Extracted data entries
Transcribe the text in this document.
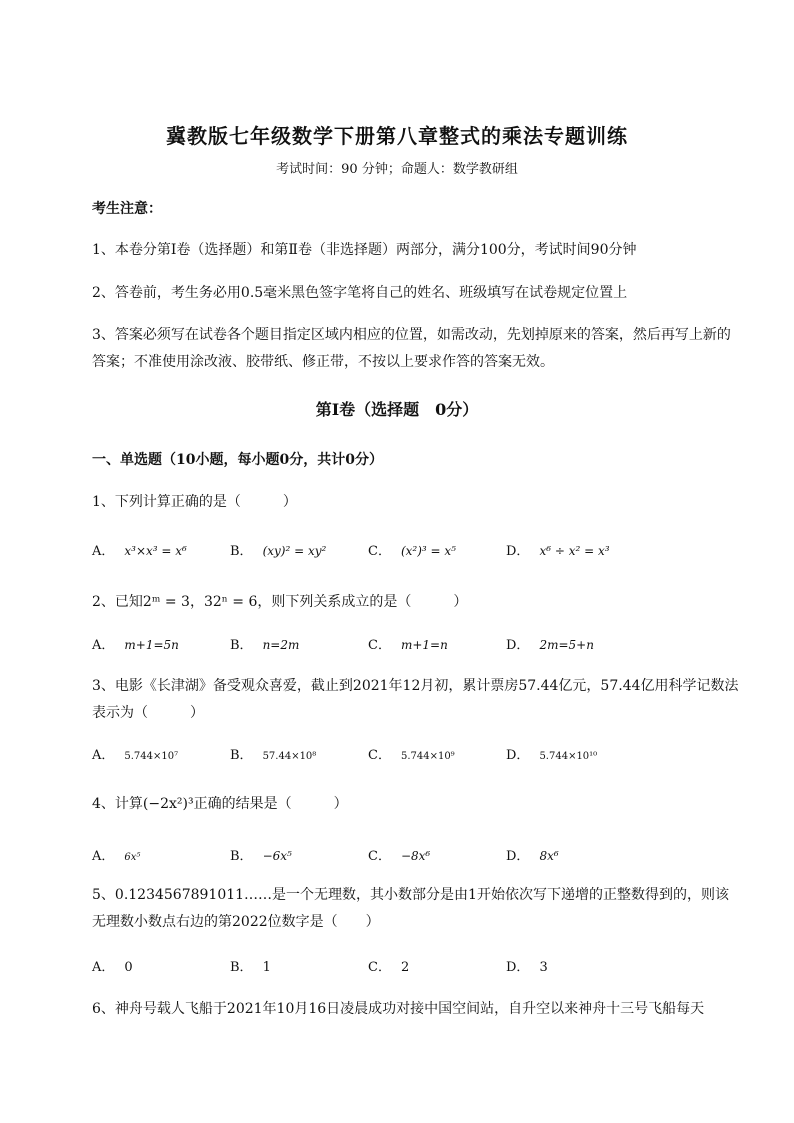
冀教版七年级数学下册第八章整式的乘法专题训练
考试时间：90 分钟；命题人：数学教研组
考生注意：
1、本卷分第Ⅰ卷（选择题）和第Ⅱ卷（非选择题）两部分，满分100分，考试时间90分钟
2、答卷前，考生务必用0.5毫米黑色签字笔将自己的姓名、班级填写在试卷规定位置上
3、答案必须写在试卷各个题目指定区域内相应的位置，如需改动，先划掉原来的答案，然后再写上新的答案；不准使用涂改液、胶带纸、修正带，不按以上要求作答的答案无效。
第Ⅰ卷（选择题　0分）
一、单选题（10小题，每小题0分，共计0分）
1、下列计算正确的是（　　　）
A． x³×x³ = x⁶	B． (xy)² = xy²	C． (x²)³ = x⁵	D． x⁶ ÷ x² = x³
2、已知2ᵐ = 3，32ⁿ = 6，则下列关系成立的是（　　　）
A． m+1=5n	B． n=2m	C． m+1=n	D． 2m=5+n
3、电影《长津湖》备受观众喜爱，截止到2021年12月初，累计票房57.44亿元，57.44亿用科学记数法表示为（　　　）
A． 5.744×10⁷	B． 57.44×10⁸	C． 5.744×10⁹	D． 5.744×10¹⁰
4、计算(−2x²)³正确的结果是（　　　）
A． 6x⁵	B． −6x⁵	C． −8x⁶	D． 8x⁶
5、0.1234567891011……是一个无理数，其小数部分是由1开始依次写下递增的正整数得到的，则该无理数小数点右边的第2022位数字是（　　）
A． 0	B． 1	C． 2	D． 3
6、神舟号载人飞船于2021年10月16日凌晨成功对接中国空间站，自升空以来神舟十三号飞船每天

Required task –
Without the pictures, extract every entry verbatim.

Correct result –
Transcribe the text in this document.
冀教版七年级数学下册第八章整式的乘法专题训练
考试时间：90 分钟；命题人：数学教研组
考生注意：
1、本卷分第Ⅰ卷（选择题）和第Ⅱ卷（非选择题）两部分，满分100分，考试时间90分钟
2、答卷前，考生务必用0.5毫米黑色签字笔将自己的姓名、班级填写在试卷规定位置上
3、答案必须写在试卷各个题目指定区域内相应的位置，如需改动，先划掉原来的答案，然后再写上新的答案；不准使用涂改液、胶带纸、修正带，不按以上要求作答的答案无效。
第Ⅰ卷（选择题　0分）
一、单选题（10小题，每小题0分，共计0分）
1、下列计算正确的是（　　　）
A． x³×x³ = x⁶	B． (xy)² = xy²	C． (x²)³ = x⁵	D． x⁶ ÷ x² = x³
2、已知2ᵐ = 3，32ⁿ = 6，则下列关系成立的是（　　　）
A． m+1=5n	B． n=2m	C． m+1=n	D． 2m=5+n
3、电影《长津湖》备受观众喜爱，截止到2021年12月初，累计票房57.44亿元，57.44亿用科学记数法表示为（　　　）
A． 5.744×10⁷	B． 57.44×10⁸	C． 5.744×10⁹	D． 5.744×10¹⁰
4、计算(−2x²)³正确的结果是（　　　）
A． 6x⁵	B． −6x⁵	C． −8x⁶	D． 8x⁶
5、0.1234567891011……是一个无理数，其小数部分是由1开始依次写下递增的正整数得到的，则该无理数小数点右边的第2022位数字是（　　）
A． 0	B． 1	C． 2	D． 3
6、神舟号载人飞船于2021年10月16日凌晨成功对接中国空间站，自升空以来神舟十三号飞船每天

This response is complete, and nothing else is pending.